:: Excerpted text ::
——————————

Closed ChienKaiMa closed 2 years ago

ChienKaiMa commented 2 years ago

I found similar error messages in #96 's comment, but I think I should open a new issue for it.

Problem

I tried to sample several random quantum circuits (reduced to depth=6), from 4x4, 4x5, 5x5 to 9x10 qubits. My program simulator/quimb_qasm_sim.py behaved as I wished with circuits under 64 qubits, but it returned the following message when the qubit number is greater than 64:

Traceback (most recent call last):
  File "simulator/quimb_qasm_sim.py", line 59, in <module>
    main()
  File "simulator/quimb_qasm_sim.py", line 39, in main
    for i in circ.sample(runs, backend=backend):
  File "/home/<my-user-name>/.local/lib/python3.8/site-packages/quimb/tensor/circuit.py", line 2068, in sample
    p = self.compute_marginal(
  File "/home/<my-user-name>/.local/lib/python3.8/site-packages/quimb/tensor/circuit.py", line 1842, in compute_marginal
    p_marginal /= nfact
TypeError: ufunc 'true_divide' output (typecode 'O') could not be coerced to provided output parameter (typecode 'f') according to the casting rule ''same_kind''

Other details (may or may not be useful)

——————————

:: Assignment 1 ::
In the quimb sampling issue, to what depth were the random quantum circuits reduced?
:: Assignment 2 ::
Condense the paragraph of the quimb sampling issue that begins "I tried to sample several random quantum circuits" into a short bulleted list that keeps its main facts.
:: Assignment 3 ::
Extend the quimb sampling issue from its final heading, "Other details (may or may not be useful)", by writing the section that follows it.
The stored entries below are not needed.

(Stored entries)
——————————

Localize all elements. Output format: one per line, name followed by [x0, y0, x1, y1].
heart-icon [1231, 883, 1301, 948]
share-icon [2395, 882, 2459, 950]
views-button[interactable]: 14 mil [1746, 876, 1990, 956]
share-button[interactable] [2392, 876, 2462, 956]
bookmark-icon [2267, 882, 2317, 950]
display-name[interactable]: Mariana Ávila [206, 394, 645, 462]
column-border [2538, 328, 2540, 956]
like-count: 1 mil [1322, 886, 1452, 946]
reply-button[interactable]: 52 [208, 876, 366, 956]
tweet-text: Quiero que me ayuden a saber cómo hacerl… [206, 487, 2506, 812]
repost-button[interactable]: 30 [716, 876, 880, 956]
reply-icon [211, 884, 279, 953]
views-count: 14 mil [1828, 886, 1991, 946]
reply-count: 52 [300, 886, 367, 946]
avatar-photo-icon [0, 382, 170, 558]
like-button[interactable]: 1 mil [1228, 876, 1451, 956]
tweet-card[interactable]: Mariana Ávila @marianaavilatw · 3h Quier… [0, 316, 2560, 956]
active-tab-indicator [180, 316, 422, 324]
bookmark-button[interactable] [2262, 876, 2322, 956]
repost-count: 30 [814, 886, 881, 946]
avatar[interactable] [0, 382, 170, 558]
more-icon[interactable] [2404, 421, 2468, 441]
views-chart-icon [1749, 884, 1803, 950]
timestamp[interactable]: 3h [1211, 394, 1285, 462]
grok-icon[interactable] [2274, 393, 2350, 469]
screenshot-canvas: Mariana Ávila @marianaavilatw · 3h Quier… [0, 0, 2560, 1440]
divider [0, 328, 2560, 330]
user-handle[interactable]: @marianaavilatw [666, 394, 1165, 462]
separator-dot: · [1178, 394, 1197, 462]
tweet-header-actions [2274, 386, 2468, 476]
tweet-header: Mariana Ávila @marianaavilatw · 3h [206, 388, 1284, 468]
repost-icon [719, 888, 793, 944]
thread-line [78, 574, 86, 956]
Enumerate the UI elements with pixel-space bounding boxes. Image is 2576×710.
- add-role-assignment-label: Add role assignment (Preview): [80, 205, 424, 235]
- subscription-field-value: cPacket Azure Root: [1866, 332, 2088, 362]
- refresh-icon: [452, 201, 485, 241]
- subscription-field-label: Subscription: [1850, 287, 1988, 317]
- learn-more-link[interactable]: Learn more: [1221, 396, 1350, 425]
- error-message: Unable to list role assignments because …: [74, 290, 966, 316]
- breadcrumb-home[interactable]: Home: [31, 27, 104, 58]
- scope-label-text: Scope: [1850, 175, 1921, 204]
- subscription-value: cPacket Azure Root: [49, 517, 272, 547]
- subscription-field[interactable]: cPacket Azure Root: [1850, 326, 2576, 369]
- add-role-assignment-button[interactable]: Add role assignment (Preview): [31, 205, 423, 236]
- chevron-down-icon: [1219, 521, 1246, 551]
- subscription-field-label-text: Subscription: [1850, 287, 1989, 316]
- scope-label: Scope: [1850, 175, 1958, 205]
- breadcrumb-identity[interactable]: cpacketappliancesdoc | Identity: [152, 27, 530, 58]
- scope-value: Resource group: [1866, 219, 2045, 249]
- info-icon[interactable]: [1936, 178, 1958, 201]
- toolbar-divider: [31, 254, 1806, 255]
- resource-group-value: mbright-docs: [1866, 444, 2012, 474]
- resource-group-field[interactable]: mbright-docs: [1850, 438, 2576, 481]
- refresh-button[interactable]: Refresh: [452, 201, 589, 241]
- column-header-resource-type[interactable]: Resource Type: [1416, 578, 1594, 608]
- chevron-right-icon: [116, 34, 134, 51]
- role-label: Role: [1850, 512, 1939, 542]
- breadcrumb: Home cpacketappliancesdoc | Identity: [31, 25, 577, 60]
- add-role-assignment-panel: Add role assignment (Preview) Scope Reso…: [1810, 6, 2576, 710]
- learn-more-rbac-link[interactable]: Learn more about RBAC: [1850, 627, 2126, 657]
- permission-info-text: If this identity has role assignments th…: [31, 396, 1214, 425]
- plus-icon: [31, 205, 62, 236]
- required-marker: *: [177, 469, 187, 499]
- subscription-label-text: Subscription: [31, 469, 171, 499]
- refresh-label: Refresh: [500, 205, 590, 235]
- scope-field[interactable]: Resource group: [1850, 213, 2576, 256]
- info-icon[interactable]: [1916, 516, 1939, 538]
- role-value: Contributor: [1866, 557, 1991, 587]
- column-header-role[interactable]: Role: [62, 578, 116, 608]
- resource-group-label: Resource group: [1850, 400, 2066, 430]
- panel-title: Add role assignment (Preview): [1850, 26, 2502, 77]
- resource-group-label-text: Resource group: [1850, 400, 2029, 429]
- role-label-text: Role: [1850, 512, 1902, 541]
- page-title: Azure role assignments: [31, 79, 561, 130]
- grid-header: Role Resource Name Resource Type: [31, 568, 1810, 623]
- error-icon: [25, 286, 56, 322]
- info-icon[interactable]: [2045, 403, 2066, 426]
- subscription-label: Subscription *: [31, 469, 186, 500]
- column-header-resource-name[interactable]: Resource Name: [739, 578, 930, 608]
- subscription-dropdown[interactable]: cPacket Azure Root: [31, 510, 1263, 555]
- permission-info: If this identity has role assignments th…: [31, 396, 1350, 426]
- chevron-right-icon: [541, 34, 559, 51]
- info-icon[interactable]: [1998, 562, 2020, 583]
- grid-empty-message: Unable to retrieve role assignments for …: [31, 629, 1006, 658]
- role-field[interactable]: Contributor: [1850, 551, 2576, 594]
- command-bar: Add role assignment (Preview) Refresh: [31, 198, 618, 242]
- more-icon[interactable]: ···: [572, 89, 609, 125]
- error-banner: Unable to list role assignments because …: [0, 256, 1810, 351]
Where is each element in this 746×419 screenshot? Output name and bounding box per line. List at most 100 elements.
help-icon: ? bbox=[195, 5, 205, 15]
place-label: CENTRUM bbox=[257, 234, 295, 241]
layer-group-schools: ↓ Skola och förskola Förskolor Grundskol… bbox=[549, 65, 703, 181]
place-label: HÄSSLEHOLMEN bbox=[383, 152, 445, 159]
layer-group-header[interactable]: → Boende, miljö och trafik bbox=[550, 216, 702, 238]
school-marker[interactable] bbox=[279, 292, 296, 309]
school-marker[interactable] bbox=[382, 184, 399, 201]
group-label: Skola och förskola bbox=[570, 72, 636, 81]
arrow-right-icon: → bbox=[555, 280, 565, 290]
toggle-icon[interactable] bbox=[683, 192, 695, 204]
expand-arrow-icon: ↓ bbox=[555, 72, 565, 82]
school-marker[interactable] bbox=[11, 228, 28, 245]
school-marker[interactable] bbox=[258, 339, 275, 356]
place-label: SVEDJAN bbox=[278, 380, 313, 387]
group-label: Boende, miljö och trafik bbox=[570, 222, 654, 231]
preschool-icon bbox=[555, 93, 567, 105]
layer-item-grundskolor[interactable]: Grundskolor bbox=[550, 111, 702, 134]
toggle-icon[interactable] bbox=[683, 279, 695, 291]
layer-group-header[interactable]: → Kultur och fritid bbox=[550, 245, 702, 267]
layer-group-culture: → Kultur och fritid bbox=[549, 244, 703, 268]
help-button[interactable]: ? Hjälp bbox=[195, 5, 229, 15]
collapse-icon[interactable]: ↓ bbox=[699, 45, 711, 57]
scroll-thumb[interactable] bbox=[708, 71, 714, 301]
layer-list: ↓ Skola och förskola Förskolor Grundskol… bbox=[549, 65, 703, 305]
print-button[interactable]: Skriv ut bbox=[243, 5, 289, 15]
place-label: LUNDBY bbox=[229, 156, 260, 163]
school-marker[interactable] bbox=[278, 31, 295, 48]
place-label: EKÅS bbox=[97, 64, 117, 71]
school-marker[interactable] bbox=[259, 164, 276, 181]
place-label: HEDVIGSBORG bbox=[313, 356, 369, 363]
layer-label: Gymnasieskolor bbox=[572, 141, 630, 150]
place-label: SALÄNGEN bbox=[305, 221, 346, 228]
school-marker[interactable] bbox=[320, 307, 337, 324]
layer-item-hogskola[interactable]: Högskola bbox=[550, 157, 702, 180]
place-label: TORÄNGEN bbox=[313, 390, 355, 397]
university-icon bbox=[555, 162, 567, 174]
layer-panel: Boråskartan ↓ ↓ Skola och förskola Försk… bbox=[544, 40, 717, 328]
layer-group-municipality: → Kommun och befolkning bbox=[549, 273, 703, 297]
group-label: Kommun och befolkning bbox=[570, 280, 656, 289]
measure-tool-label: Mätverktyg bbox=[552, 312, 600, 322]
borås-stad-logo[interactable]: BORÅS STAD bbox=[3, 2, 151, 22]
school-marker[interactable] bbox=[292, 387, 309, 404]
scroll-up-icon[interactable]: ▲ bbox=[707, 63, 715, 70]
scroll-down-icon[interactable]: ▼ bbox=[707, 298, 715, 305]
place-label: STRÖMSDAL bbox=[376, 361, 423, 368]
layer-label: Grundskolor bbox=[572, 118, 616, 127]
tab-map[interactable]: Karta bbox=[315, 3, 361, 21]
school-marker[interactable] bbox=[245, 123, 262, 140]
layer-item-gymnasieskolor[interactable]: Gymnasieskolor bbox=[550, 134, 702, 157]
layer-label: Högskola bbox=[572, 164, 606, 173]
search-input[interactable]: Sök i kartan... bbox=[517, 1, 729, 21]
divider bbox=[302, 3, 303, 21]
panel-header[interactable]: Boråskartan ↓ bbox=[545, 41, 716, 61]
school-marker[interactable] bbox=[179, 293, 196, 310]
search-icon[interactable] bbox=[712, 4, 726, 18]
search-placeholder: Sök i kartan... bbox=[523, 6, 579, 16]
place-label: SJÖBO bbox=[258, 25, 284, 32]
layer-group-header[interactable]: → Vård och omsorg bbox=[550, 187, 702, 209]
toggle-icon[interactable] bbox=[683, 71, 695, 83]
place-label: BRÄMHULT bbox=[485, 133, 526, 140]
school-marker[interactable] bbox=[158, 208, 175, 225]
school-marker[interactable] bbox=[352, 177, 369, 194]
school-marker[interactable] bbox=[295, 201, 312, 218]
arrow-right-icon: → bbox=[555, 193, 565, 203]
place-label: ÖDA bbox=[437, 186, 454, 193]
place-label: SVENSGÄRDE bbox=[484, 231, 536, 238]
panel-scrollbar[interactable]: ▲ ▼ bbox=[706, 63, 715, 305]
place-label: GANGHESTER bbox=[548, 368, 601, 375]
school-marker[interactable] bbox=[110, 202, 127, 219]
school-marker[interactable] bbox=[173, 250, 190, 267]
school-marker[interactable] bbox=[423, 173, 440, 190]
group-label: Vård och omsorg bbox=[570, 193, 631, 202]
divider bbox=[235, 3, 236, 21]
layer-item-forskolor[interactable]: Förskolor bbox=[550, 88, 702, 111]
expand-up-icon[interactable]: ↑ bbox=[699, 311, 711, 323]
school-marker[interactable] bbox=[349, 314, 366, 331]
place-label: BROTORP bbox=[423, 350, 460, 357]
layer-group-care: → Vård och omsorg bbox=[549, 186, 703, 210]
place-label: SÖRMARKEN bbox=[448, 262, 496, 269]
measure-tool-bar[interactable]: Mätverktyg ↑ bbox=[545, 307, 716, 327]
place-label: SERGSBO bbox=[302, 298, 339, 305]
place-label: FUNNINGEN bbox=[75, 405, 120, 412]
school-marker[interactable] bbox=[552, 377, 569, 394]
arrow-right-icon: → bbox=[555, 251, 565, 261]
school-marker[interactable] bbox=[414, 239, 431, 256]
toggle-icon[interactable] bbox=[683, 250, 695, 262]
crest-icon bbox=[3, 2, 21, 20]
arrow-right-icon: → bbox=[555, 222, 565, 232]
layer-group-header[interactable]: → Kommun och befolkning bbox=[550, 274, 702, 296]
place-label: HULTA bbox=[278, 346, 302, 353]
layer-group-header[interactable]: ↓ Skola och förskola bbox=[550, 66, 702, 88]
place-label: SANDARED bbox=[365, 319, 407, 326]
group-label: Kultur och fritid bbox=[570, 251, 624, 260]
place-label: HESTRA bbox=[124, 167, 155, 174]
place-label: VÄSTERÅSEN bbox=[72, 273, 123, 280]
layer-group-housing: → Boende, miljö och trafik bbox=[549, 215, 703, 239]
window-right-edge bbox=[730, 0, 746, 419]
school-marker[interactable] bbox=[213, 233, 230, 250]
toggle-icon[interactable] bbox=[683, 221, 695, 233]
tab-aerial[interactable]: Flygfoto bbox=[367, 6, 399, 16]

——————————

:: Answer space 1 ::
Depth 6.

:: Answer space 2 ::
- Random quantum circuits, reduced to depth 6, were sampled at sizes ranging from 4x4 to 9x10 qubits.
- The program simulator/quimb_qasm_sim.py behaved as intended for circuits under 64 qubits.
- When the qubit number was greater than 64, it returned an error message.

:: Answer space 3 ::
ChienKaiMa commented 2 years ago

I found solution to this issue by modifying the code from p_marginal /= nfact to p_marginal = p_marginal / nfact. I think I'll open a pull request for that.

References

jcmgray commented 2 years ago

Thanks, looks like the problem indeed is when some normalization factor is >= 2**64, it needs to be cast as a 'object' by numpy. Will take a look at PR momentarily.

Regarding the difference between sampling and 'simulation' - sampling is just one of many types of simulation. In fact, classically speaking, it's often somehow the least useful as you are intentionally introducing noise - but it also closest to mimicking the output of a real quantum computer. Also, for certain optimization problems (e.g. QAOA), once you have tuned your circuit you also the need to 'sample' candidate bitstring solutions, for which e.g. just computing local expectations is insufficient, though doing this in a perfectly unbiased way like Circuit.sample is probably overkill too.